Print the listing below in its entirety, character for character.
**** Records for the exercise
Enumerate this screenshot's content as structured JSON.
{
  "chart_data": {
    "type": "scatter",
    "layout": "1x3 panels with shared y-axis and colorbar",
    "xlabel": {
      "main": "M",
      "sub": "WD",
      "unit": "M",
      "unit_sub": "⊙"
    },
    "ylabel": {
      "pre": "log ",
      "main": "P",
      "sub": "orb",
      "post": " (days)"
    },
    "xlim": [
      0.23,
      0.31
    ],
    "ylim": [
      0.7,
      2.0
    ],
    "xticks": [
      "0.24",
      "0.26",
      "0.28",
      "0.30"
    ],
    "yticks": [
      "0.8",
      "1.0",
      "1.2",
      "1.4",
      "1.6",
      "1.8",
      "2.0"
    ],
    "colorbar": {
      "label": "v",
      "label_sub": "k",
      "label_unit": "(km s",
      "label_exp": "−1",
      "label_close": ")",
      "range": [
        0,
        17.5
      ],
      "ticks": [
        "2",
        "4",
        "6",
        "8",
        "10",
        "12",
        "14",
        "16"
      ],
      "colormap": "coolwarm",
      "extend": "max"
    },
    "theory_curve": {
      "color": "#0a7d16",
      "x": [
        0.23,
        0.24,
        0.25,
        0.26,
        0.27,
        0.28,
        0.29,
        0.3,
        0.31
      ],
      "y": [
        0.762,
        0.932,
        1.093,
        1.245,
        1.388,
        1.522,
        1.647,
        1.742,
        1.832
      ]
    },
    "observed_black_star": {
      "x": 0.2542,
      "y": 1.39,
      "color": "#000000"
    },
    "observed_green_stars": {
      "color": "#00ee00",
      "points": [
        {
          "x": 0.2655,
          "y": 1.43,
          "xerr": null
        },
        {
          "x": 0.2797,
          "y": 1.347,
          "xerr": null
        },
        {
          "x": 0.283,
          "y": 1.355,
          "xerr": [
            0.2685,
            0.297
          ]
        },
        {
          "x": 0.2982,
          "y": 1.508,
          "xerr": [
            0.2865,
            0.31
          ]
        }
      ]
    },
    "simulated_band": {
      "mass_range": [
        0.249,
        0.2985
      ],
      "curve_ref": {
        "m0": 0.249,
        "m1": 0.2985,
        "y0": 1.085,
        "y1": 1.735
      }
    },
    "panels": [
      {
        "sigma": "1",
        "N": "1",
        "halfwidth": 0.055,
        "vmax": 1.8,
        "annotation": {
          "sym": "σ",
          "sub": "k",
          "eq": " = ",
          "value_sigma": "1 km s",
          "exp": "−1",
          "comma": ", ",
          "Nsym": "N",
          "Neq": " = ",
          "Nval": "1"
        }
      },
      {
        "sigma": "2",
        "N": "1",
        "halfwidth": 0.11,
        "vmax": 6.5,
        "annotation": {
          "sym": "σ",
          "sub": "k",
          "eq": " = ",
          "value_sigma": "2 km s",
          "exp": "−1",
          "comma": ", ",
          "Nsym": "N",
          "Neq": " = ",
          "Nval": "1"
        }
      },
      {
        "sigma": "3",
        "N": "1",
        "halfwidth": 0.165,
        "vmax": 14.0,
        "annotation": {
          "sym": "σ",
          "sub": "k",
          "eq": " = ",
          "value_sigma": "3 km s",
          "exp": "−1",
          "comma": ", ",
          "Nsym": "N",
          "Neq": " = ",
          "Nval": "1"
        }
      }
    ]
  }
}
********
## Answer to this task:
Enumerate this screenshot's content as structured JSON.
{
  "chart_data": {
    "type": "scatter",
    "layout": "1x3 panels with shared y-axis and colorbar",
    "xlabel": {
      "main": "M",
      "sub": "WD",
      "unit": "M",
      "unit_sub": "⊙"
    },
    "ylabel": {
      "pre": "log ",
      "main": "P",
      "sub": "orb",
      "post": " (days)"
    },
    "xlim": [
      0.23,
      0.31
    ],
    "ylim": [
      0.7,
      2.0
    ],
    "xticks": [
      "0.24",
      "0.26",
      "0.28",
      "0.30"
    ],
    "yticks": [
      "0.8",
      "1.0",
      "1.2",
      "1.4",
      "1.6",
      "1.8",
      "2.0"
    ],
    "colorbar": {
      "label": "v",
      "label_sub": "k",
      "label_unit": "(km s",
      "label_exp": "−1",
      "label_close": ")",
      "range": [
        0,
        17.5
      ],
      "ticks": [
        "2",
        "4",
        "6",
        "8",
        "10",
        "12",
        "14",
        "16"
      ],
      "colormap": "coolwarm",
      "extend": "max"
    },
    "theory_curve": {
      "color": "#0a7d16",
      "x": [
        0.23,
        0.24,
        0.25,
        0.26,
        0.27,
        0.28,
        0.29,
        0.3,
        0.31
      ],
      "y": [
        0.762,
        0.932,
        1.093,
        1.245,
        1.388,
        1.522,
        1.647,
        1.742,
        1.832
      ]
    },
    "observed_black_star": {
      "x": 0.2542,
      "y": 1.39,
      "color": "#000000"
    },
    "observed_green_stars": {
      "color": "#00ee00",
      "points": [
        {
          "x": 0.2655,
          "y": 1.43,
          "xerr": null
        },
        {
          "x": 0.2797,
          "y": 1.347,
          "xerr": null
        },
        {
          "x": 0.283,
          "y": 1.355,
          "xerr": [
            0.2685,
            0.297
          ]
        },
        {
          "x": 0.2982,
          "y": 1.508,
          "xerr": [
            0.2865,
            0.31
          ]
        }
      ]
    },
    "simulated_band": {
      "mass_range": [
        0.249,
        0.2985
      ],
      "curve_ref": {
        "m0": 0.249,
        "m1": 0.2985,
        "y0": 1.085,
        "y1": 1.735
      }
    },
    "panels": [
      {
        "sigma": "1",
        "N": "1",
        "halfwidth": 0.055,
        "vmax": 1.8,
        "annotation": {
          "sym": "σ",
          "sub": "k",
          "eq": " = ",
          "value_sigma": "1 km s",
          "exp": "−1",
          "comma": ", ",
          "Nsym": "N",
          "Neq": " = ",
          "Nval": "1"
        }
      },
      {
        "sigma": "2",
        "N": "1",
        "halfwidth": 0.11,
        "vmax": 6.5,
        "annotation": {
          "sym": "σ",
          "sub": "k",
          "eq": " = ",
          "value_sigma": "2 km s",
          "exp": "−1",
          "comma": ", ",
          "Nsym": "N",
          "Neq": " = ",
          "Nval": "1"
        }
      },
      {
        "sigma": "3",
        "N": "1",
        "halfwidth": 0.165,
        "vmax": 14.0,
        "annotation": {
          "sym": "σ",
          "sub": "k",
          "eq": " = ",
          "value_sigma": "3 km s",
          "exp": "−1",
          "comma": ", ",
          "Nsym": "N",
          "Neq": " = ",
          "Nval": "1"
        }
      }
    ]
  }
}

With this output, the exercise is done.